PROBLEM REQUIREMENTS
Copy the records below exactly as they appear.

DATA SECTION
# # # # # # #
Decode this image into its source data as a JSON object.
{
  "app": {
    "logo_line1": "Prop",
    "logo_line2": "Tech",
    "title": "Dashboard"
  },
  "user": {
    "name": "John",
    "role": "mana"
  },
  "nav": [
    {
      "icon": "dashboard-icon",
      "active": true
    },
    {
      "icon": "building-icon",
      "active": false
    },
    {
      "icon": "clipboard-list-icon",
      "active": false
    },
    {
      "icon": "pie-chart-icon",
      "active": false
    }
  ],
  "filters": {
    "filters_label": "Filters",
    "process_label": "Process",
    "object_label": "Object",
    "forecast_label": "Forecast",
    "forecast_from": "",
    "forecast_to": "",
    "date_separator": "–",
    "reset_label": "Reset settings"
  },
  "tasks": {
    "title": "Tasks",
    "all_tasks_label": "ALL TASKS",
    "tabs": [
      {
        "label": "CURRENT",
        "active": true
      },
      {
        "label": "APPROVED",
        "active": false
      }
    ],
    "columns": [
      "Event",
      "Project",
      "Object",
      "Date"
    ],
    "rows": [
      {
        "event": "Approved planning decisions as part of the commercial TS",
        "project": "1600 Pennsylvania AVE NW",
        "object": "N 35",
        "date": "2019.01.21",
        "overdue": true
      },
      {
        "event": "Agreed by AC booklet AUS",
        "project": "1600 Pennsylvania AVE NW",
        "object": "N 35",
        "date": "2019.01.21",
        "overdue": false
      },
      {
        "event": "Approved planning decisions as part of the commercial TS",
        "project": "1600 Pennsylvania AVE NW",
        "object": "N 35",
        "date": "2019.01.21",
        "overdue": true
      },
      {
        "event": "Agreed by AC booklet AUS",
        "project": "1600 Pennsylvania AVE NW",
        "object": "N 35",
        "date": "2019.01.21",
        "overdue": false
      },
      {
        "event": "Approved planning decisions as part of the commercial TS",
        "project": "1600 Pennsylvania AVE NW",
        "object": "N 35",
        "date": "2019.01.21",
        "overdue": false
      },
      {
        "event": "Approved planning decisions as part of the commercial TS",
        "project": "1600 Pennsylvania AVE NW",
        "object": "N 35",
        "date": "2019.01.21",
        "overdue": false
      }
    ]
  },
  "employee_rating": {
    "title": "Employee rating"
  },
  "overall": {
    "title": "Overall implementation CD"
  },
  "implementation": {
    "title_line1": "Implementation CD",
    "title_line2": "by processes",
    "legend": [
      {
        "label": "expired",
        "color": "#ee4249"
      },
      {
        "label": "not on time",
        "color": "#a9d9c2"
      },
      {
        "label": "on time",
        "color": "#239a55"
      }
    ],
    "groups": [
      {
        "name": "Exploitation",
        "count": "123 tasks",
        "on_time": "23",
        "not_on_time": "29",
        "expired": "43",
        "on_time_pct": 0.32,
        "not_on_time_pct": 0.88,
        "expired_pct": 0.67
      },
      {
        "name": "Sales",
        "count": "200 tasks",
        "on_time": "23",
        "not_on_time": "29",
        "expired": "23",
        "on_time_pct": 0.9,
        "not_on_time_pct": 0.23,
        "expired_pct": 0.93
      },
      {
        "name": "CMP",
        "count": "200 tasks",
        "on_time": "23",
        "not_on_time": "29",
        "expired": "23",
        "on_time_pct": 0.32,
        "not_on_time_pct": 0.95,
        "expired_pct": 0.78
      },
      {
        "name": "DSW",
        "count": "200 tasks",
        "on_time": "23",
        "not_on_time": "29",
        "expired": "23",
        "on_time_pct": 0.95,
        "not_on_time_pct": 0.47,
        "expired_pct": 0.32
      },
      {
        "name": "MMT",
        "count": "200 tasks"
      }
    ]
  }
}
# # # # # # #
ANSWER TO THE EXERCISE
Decode this image into its source data as a JSON object.
{
  "app": {
    "logo_line1": "Prop",
    "logo_line2": "Tech",
    "title": "Dashboard"
  },
  "user": {
    "name": "John",
    "role": "mana"
  },
  "nav": [
    {
      "icon": "dashboard-icon",
      "active": true
    },
    {
      "icon": "building-icon",
      "active": false
    },
    {
      "icon": "clipboard-list-icon",
      "active": false
    },
    {
      "icon": "pie-chart-icon",
      "active": false
    }
  ],
  "filters": {
    "filters_label": "Filters",
    "process_label": "Process",
    "object_label": "Object",
    "forecast_label": "Forecast",
    "forecast_from": "",
    "forecast_to": "",
    "date_separator": "–",
    "reset_label": "Reset settings"
  },
  "tasks": {
    "title": "Tasks",
    "all_tasks_label": "ALL TASKS",
    "tabs": [
      {
        "label": "CURRENT",
        "active": true
      },
      {
        "label": "APPROVED",
        "active": false
      }
    ],
    "columns": [
      "Event",
      "Project",
      "Object",
      "Date"
    ],
    "rows": [
      {
        "event": "Approved planning decisions as part of the commercial TS",
        "project": "1600 Pennsylvania AVE NW",
        "object": "N 35",
        "date": "2019.01.21",
        "overdue": true
      },
      {
        "event": "Agreed by AC booklet AUS",
        "project": "1600 Pennsylvania AVE NW",
        "object": "N 35",
        "date": "2019.01.21",
        "overdue": false
      },
      {
        "event": "Approved planning decisions as part of the commercial TS",
        "project": "1600 Pennsylvania AVE NW",
        "object": "N 35",
        "date": "2019.01.21",
        "overdue": true
      },
      {
        "event": "Agreed by AC booklet AUS",
        "project": "1600 Pennsylvania AVE NW",
        "object": "N 35",
        "date": "2019.01.21",
        "overdue": false
      },
      {
        "event": "Approved planning decisions as part of the commercial TS",
        "project": "1600 Pennsylvania AVE NW",
        "object": "N 35",
        "date": "2019.01.21",
        "overdue": false
      },
      {
        "event": "Approved planning decisions as part of the commercial TS",
        "project": "1600 Pennsylvania AVE NW",
        "object": "N 35",
        "date": "2019.01.21",
        "overdue": false
      }
    ]
  },
  "employee_rating": {
    "title": "Employee rating"
  },
  "overall": {
    "title": "Overall implementation CD"
  },
  "implementation": {
    "title_line1": "Implementation CD",
    "title_line2": "by processes",
    "legend": [
      {
        "label": "expired",
        "color": "#ee4249"
      },
      {
        "label": "not on time",
        "color": "#a9d9c2"
      },
      {
        "label": "on time",
        "color": "#239a55"
      }
    ],
    "groups": [
      {
        "name": "Exploitation",
        "count": "123 tasks",
        "on_time": "23",
        "not_on_time": "29",
        "expired": "43",
        "on_time_pct": 0.32,
        "not_on_time_pct": 0.88,
        "expired_pct": 0.67
      },
      {
        "name": "Sales",
        "count": "200 tasks",
        "on_time": "23",
        "not_on_time": "29",
        "expired": "23",
        "on_time_pct": 0.9,
        "not_on_time_pct": 0.23,
        "expired_pct": 0.93
      },
      {
        "name": "CMP",
        "count": "200 tasks",
        "on_time": "23",
        "not_on_time": "29",
        "expired": "23",
        "on_time_pct": 0.32,
        "not_on_time_pct": 0.95,
        "expired_pct": 0.78
      },
      {
        "name": "DSW",
        "count": "200 tasks",
        "on_time": "23",
        "not_on_time": "29",
        "expired": "23",
        "on_time_pct": 0.95,
        "not_on_time_pct": 0.47,
        "expired_pct": 0.32
      },
      {
        "name": "MMT",
        "count": "200 tasks"
      }
    ]
  }
}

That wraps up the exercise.